* Required task *
Extract, from the records beneath this instruction, each line that contains the word "name".

* Excerpt from a dataset *
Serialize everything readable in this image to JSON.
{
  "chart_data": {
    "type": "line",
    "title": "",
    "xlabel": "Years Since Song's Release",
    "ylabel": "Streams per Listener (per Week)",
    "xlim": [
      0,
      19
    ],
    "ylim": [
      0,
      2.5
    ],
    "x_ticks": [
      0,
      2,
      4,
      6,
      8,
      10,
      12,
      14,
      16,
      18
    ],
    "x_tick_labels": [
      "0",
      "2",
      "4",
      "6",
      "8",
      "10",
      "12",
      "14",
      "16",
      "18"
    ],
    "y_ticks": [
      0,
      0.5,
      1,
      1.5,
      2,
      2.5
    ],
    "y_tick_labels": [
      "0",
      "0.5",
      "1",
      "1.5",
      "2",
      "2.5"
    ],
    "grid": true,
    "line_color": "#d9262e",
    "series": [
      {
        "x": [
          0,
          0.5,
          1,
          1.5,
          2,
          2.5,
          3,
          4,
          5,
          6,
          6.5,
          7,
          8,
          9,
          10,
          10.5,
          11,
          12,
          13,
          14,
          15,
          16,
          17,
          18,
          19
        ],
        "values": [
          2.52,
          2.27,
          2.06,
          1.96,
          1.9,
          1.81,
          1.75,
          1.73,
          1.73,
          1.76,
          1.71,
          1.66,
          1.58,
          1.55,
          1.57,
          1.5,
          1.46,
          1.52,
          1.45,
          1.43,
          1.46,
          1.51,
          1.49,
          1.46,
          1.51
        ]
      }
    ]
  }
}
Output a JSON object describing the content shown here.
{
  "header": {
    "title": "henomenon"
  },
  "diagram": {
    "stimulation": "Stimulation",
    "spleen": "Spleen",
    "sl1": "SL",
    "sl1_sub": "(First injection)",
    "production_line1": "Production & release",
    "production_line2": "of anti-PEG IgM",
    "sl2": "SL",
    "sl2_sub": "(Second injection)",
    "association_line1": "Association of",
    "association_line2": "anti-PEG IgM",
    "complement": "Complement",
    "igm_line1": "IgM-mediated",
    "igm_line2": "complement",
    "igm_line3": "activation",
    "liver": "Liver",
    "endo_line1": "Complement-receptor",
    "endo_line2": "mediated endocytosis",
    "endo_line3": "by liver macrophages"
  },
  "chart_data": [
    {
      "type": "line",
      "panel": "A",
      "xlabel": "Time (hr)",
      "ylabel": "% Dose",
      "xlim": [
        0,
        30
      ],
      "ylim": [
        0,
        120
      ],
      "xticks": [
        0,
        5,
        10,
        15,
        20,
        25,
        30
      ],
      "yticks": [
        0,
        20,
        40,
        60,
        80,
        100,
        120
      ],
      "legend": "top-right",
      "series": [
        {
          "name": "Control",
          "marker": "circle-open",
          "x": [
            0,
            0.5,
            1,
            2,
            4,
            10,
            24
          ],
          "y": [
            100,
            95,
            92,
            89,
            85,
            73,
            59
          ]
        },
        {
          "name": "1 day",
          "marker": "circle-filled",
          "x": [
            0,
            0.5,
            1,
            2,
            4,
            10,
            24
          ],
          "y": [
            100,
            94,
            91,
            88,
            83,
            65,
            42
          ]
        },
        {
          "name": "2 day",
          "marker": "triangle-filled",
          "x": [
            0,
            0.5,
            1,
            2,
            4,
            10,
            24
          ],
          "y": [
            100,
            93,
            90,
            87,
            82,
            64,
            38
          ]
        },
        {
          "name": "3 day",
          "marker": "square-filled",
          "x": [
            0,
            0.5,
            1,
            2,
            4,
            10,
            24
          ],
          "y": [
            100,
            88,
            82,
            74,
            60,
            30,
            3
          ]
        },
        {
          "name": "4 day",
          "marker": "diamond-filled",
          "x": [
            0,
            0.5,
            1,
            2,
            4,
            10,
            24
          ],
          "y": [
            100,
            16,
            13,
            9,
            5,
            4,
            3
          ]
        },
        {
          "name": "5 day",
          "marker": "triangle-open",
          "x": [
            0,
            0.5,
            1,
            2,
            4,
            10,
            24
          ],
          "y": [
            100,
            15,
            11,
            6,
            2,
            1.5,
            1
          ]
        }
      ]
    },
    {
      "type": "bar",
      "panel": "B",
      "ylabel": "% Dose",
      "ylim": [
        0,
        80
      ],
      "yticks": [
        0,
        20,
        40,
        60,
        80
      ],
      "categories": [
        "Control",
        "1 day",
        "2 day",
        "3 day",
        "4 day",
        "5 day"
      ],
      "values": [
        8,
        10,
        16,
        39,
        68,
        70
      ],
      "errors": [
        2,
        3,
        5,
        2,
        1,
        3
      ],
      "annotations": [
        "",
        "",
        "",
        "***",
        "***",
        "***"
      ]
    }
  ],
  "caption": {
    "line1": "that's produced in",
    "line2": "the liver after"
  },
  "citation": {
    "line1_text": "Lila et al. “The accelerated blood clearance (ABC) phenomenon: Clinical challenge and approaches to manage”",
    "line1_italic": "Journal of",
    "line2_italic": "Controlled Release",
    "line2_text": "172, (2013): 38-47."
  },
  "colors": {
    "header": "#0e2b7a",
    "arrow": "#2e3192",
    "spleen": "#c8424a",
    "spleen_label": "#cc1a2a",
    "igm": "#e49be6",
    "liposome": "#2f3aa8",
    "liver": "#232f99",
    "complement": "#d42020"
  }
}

* Output for this exercise *
          "name": "Control",
          "name": "1 day",
          "name": "2 day",
          "name": "3 day",
          "name": "4 day",
          "name": "5 day",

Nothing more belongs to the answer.